**YOUR ASSIGNMENT**
Resume the comment thread about the exposed cannabis-club identity documents, continuing after its final comment.

**EXERCISE TEXT**
-------------------------

> The documents were hosted by systems used by cannabis clubs and a company called Nefos, which operates PuffPal, a platform that manages membership and age verification for cannabis retailers and clubs across Europe. The infrastructure storing these identity documents—full passport scans, driver’s licenses with photos, names, and identifying numbers—was left completely unprotected on publicly accessible web servers.
I cannot imagine the level of fines under GDPR for leaking that much PII
Why can't verification simply be go to post office, clerk will affadavit that you presented correct ID via online form. Which could also do the photo lookup for good measure.
Store that fact in the computer. Good for one ID usage. Good for less critical stuff like this weed thing (versus say a visa application which may need to store).
The analogy is a nightclub bouncer checks your ID.
Well, see, for safety reasons we're not going to let consumers have those anymore. You could be doing all kinds of shenanigans, running LLMs locally like a pirate.
Not even needed many times, I was recently at an overseas airport that wanted you to scan your passport to log into the internet. Ya not happening. On another device I downloaded a "sample" passport image of a British passport, the first one on Google images, pointed the phone at the device screen. "This will never work" , he thought as he was immediately logged in.
All this stuff really hurts the people who follow the rules the most.
The lack of security is one thing, but why have they retained the information at all!

-------------------------

**SOURCE INFORMATION**
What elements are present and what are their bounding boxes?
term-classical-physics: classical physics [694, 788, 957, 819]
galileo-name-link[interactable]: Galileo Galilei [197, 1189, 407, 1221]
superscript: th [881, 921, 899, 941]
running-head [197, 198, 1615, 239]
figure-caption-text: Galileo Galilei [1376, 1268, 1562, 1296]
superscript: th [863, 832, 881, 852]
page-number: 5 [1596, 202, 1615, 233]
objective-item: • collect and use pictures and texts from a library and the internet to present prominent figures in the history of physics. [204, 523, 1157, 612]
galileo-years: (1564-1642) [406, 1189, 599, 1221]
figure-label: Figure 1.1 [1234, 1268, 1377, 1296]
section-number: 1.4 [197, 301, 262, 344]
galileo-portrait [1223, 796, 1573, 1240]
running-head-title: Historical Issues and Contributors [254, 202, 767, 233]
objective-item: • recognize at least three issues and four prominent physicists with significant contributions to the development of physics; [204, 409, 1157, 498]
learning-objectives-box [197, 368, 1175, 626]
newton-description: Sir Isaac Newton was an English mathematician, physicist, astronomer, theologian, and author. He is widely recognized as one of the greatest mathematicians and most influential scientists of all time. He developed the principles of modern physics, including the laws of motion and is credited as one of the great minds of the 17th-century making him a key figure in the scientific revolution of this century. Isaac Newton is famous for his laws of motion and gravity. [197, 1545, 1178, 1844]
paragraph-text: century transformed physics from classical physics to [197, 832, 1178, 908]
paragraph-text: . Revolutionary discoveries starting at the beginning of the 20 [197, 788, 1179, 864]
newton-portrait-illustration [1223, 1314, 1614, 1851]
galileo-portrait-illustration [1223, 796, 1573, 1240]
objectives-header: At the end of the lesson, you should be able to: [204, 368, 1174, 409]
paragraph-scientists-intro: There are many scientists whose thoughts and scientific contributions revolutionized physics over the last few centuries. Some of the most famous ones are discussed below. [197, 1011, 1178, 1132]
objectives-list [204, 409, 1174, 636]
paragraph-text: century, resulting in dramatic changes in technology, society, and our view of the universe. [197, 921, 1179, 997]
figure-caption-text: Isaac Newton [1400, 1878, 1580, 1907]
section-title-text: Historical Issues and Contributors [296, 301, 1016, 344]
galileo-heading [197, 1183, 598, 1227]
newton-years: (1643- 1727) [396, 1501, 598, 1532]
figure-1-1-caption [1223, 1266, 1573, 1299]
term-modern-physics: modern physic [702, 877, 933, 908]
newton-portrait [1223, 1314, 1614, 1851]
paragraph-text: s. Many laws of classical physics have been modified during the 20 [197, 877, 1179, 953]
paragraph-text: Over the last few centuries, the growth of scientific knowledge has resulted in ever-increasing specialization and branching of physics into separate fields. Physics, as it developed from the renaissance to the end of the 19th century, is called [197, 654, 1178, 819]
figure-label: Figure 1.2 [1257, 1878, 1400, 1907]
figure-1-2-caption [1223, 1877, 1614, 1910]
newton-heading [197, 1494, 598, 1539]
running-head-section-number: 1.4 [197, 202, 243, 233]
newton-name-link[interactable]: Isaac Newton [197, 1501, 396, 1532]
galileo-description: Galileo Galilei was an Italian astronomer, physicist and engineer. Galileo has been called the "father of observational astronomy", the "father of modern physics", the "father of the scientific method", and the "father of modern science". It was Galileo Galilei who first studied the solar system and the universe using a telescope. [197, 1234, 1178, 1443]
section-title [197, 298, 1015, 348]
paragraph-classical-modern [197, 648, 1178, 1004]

-------------------------

**ANSWER FOR THIS EXERCISE**
iirc, one of the elements of GDPR is "storage limitation", i.e. you must not keep personal data for longer than you need it - and in this case, the data is only needed to verify the age of the user, and shouldn't ever be required again (unless people can now get younger).
Once a document has been used to verify a person's identity and that the person is of legal age, there is no reason to retain a copy of the document any more.
It would be reasonable and fair to retain a photo of the user to verify that the person matches the account, but that's it.
> Once a document has been used to verify a person's identity and that the person is of legal age, there is no reason to retain a copy of the document any more.
Might KYC laws and general CYA policies prefer to keep the proof of age? For instance to protect e.g. against a minor altering the date on their passport. Especially in such a regulated industry.
> Note what happened. A high-value credential—a passport—was used in an ancillary low-value authentication system: ID verification for cannabis dispensaries. And it’s the low-value system that got hacked, putting the high-value credential at risk.
Why do these systems hold onto user's data post verification?
Much as passports are very important for proving identity etc, people who travel have had their passport scanned, photographed or photocopied by pretty much every hotel they've stayed in. I'm not sure the shoebox in the backroom in Koh Samui with the photocopies in constitutes good storage hygiene protocols.
How that doesn't turn into rampant identity theft I don't know, or maybe it does? Not, happily, for me... yet.
> people who travel have had their passport scanned, photographed or photocopied by pretty much every hotel they've stayed in.
This. I hate it. People expect you to send your documents on messaging apps and god only knows where they end up. Unfortunately, I fear there's nothing we can do to stop this as govs enforce this kind of operations.
It's far worse than that. In a lot of cases when you pay on booking.com, they don't charge your card. Instead, they send all your information (including CVV) along to the hotel where they can charge you how they want. A hotel I visited in Austria, had my card details printed out on a piece of A4 paper.
> Zero password protection on document storage systems
>
> No encryption for sensitive identity verification data
>
> Public URL access with no authentication requirements
>
> No access logging or monitoring systems in place
Pretty much the bingo of secure storage, even CTF demos make it less obvious. Storing a document that they have no business keeping in the first place, with no security whatsoever.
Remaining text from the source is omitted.